> _DATA SECTION_:
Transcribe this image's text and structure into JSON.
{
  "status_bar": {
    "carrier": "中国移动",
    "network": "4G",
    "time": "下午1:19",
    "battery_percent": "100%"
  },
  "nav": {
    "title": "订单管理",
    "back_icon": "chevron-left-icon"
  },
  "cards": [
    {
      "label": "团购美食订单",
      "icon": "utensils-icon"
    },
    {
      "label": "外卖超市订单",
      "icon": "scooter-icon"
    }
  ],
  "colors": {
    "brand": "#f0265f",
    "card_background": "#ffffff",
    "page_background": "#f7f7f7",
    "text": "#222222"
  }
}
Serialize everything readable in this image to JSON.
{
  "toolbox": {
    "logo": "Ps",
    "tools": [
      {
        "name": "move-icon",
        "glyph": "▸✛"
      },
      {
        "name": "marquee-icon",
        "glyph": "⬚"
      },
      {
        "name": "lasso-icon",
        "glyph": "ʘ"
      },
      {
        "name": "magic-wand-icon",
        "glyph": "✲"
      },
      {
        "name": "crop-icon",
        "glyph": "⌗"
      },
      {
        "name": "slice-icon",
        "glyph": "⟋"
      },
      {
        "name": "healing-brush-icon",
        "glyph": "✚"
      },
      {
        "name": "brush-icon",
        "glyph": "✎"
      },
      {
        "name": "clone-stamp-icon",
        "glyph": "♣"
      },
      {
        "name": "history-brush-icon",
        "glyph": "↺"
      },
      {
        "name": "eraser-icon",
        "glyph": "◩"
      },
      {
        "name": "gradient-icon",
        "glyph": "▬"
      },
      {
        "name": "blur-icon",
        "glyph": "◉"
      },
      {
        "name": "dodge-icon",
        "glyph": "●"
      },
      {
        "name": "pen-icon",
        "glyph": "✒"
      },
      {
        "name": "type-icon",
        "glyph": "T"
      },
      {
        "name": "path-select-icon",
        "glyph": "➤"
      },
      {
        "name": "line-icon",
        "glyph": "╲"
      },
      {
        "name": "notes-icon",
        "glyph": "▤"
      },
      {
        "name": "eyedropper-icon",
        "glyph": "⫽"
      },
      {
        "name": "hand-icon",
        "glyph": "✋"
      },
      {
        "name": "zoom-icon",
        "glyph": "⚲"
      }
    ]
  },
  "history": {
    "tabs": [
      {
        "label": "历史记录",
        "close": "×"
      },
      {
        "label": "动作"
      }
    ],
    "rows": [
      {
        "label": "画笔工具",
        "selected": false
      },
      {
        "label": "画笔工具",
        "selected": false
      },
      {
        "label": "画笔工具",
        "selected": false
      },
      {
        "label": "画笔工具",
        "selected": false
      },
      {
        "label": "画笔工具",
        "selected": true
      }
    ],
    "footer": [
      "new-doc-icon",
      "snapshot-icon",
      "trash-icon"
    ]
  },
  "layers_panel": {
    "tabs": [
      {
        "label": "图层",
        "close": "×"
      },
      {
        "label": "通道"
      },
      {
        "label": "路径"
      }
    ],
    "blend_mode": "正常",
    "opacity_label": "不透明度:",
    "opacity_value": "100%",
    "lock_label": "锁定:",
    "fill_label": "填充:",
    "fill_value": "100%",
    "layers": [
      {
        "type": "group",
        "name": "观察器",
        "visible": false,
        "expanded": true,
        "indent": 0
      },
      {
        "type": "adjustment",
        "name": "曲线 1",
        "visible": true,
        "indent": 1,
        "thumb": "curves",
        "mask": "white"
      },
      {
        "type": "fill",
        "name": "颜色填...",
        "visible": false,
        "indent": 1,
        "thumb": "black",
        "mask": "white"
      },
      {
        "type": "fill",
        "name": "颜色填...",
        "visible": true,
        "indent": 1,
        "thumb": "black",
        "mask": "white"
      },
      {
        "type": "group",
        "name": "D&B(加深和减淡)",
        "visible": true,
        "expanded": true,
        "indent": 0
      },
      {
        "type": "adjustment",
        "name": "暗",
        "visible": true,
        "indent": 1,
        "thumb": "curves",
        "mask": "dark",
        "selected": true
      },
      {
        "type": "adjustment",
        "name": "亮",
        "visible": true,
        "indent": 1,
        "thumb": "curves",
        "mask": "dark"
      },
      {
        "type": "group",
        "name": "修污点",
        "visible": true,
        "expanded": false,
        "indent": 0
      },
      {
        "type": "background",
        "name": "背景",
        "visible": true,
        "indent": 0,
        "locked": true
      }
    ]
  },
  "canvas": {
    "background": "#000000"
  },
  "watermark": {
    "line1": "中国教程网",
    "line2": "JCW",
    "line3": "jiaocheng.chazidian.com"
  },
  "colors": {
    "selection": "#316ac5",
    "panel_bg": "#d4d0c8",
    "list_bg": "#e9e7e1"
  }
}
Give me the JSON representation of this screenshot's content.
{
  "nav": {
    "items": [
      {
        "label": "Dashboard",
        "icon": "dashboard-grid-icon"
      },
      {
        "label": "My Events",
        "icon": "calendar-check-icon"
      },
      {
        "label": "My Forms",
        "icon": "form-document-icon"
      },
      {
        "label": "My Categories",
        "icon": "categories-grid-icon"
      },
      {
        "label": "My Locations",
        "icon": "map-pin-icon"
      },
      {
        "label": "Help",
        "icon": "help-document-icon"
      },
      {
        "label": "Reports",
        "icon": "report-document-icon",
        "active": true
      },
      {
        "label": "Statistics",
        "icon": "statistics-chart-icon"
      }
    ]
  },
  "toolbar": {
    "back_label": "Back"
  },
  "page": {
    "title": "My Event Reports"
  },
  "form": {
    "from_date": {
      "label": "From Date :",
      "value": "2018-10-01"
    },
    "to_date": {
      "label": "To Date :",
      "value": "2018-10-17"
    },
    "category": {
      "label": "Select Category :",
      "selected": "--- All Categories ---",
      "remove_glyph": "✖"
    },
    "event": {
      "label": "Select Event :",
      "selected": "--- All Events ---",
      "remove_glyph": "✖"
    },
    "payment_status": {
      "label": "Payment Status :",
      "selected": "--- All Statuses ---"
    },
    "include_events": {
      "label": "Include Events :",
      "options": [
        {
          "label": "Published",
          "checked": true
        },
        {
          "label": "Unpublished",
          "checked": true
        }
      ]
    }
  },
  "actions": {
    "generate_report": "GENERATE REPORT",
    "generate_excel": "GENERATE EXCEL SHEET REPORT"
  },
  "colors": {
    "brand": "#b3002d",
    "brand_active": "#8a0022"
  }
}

> _WHAT IS EXPECTED_:
Which lines hold the word "brush"? Show each one.

> _WRITTEN RESPONSE_:
        "name": "healing-brush-icon",
        "name": "brush-icon",
        "name": "history-brush-icon",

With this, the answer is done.